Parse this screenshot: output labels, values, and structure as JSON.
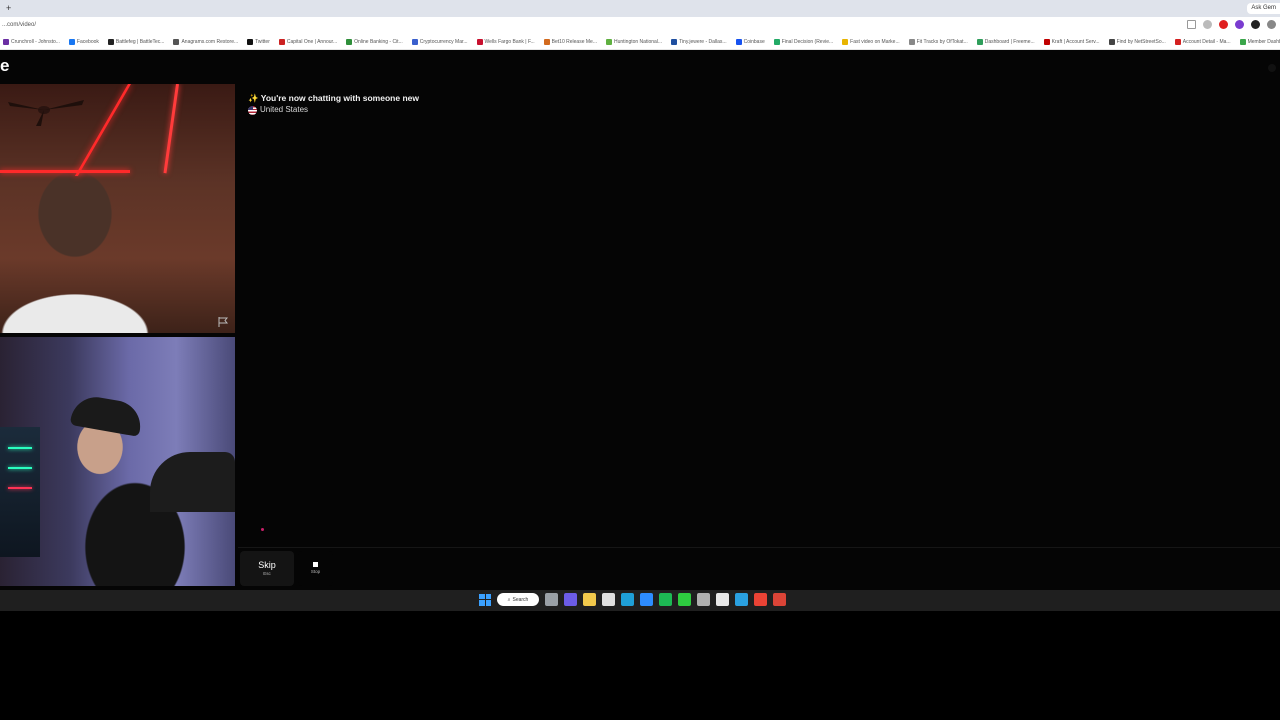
{
  "browser": {
    "new_tab": "+",
    "ask_button": "Ask Gem",
    "url": "...com/video/",
    "bookmarks": [
      {
        "label": "Crunchroll - Johnsto...",
        "color": "#6b2fa3"
      },
      {
        "label": "Facebook",
        "color": "#1877f2"
      },
      {
        "label": "Battlefeg | BattleTec...",
        "color": "#222222"
      },
      {
        "label": "Anagrams.com Restore...",
        "color": "#555555"
      },
      {
        "label": "Twitter",
        "color": "#111111"
      },
      {
        "label": "Capital One | Annour...",
        "color": "#cc2222"
      },
      {
        "label": "Online Banking - Cit...",
        "color": "#2f8f3a"
      },
      {
        "label": "Cryptocurrency Mar...",
        "color": "#3a5fcd"
      },
      {
        "label": "Wells Fargo Bank | F...",
        "color": "#c8102e"
      },
      {
        "label": "Bet10 Release Me...",
        "color": "#d26a1e"
      },
      {
        "label": "Huntington National...",
        "color": "#5fb040"
      },
      {
        "label": "Tiny.jewere - Dallas...",
        "color": "#1f4fa0"
      },
      {
        "label": "Coinbase",
        "color": "#1652f0"
      },
      {
        "label": "Final Decision (Revie...",
        "color": "#22aa66"
      },
      {
        "label": "Fast video on Marke...",
        "color": "#e8b400"
      },
      {
        "label": "Fit Tracks by OfTokat...",
        "color": "#888888"
      },
      {
        "label": "Dashboard | Freeme...",
        "color": "#2e9e5b"
      },
      {
        "label": "Kraft | Account Serv...",
        "color": "#c00000"
      },
      {
        "label": "Find by NetStreetSo...",
        "color": "#444444"
      },
      {
        "label": "Account Detail - Ma...",
        "color": "#d42020"
      },
      {
        "label": "Member Dashboard",
        "color": "#3aa64a"
      }
    ]
  },
  "page": {
    "logo": "e",
    "chat_header": {
      "status": "✨ You're now chatting with someone new",
      "country": "United States"
    },
    "controls": {
      "skip_label": "Skip",
      "skip_hint": "Esc",
      "stop_label": "Stop"
    }
  },
  "taskbar": {
    "search_label": "Search",
    "icons": [
      {
        "name": "task-view",
        "color": "#9aa0a6"
      },
      {
        "name": "copilot",
        "color": "#6c5ce7"
      },
      {
        "name": "file-explorer",
        "color": "#f2c94c"
      },
      {
        "name": "store",
        "color": "#e0e0e0"
      },
      {
        "name": "edge",
        "color": "#1fa0d8"
      },
      {
        "name": "twitch",
        "color": "#2d8cff"
      },
      {
        "name": "spotify",
        "color": "#1db954"
      },
      {
        "name": "sheets",
        "color": "#2ecc40"
      },
      {
        "name": "calculator",
        "color": "#b0b0b0"
      },
      {
        "name": "snipping",
        "color": "#e8e8e8"
      },
      {
        "name": "outlook",
        "color": "#2aa0e0"
      },
      {
        "name": "chrome",
        "color": "#ea4335"
      },
      {
        "name": "chrome-alt",
        "color": "#db4437"
      }
    ]
  }
}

◇ ◇ ◇ ◇ ◇

Your job is to transcribe the entries above exactly; skip the pictures.

Parse this screenshot: output labels, values, and structure as JSON.
{
  "browser": {
    "new_tab": "+",
    "ask_button": "Ask Gem",
    "url": "...com/video/",
    "bookmarks": [
      {
        "label": "Crunchroll - Johnsto...",
        "color": "#6b2fa3"
      },
      {
        "label": "Facebook",
        "color": "#1877f2"
      },
      {
        "label": "Battlefeg | BattleTec...",
        "color": "#222222"
      },
      {
        "label": "Anagrams.com Restore...",
        "color": "#555555"
      },
      {
        "label": "Twitter",
        "color": "#111111"
      },
      {
        "label": "Capital One | Annour...",
        "color": "#cc2222"
      },
      {
        "label": "Online Banking - Cit...",
        "color": "#2f8f3a"
      },
      {
        "label": "Cryptocurrency Mar...",
        "color": "#3a5fcd"
      },
      {
        "label": "Wells Fargo Bank | F...",
        "color": "#c8102e"
      },
      {
        "label": "Bet10 Release Me...",
        "color": "#d26a1e"
      },
      {
        "label": "Huntington National...",
        "color": "#5fb040"
      },
      {
        "label": "Tiny.jewere - Dallas...",
        "color": "#1f4fa0"
      },
      {
        "label": "Coinbase",
        "color": "#1652f0"
      },
      {
        "label": "Final Decision (Revie...",
        "color": "#22aa66"
      },
      {
        "label": "Fast video on Marke...",
        "color": "#e8b400"
      },
      {
        "label": "Fit Tracks by OfTokat...",
        "color": "#888888"
      },
      {
        "label": "Dashboard | Freeme...",
        "color": "#2e9e5b"
      },
      {
        "label": "Kraft | Account Serv...",
        "color": "#c00000"
      },
      {
        "label": "Find by NetStreetSo...",
        "color": "#444444"
      },
      {
        "label": "Account Detail - Ma...",
        "color": "#d42020"
      },
      {
        "label": "Member Dashboard",
        "color": "#3aa64a"
      }
    ]
  },
  "page": {
    "logo": "e",
    "chat_header": {
      "status": "✨ You're now chatting with someone new",
      "country": "United States"
    },
    "controls": {
      "skip_label": "Skip",
      "skip_hint": "Esc",
      "stop_label": "Stop"
    }
  },
  "taskbar": {
    "search_label": "Search",
    "icons": [
      {
        "name": "task-view",
        "color": "#9aa0a6"
      },
      {
        "name": "copilot",
        "color": "#6c5ce7"
      },
      {
        "name": "file-explorer",
        "color": "#f2c94c"
      },
      {
        "name": "store",
        "color": "#e0e0e0"
      },
      {
        "name": "edge",
        "color": "#1fa0d8"
      },
      {
        "name": "twitch",
        "color": "#2d8cff"
      },
      {
        "name": "spotify",
        "color": "#1db954"
      },
      {
        "name": "sheets",
        "color": "#2ecc40"
      },
      {
        "name": "calculator",
        "color": "#b0b0b0"
      },
      {
        "name": "snipping",
        "color": "#e8e8e8"
      },
      {
        "name": "outlook",
        "color": "#2aa0e0"
      },
      {
        "name": "chrome",
        "color": "#ea4335"
      },
      {
        "name": "chrome-alt",
        "color": "#db4437"
      }
    ]
  }
}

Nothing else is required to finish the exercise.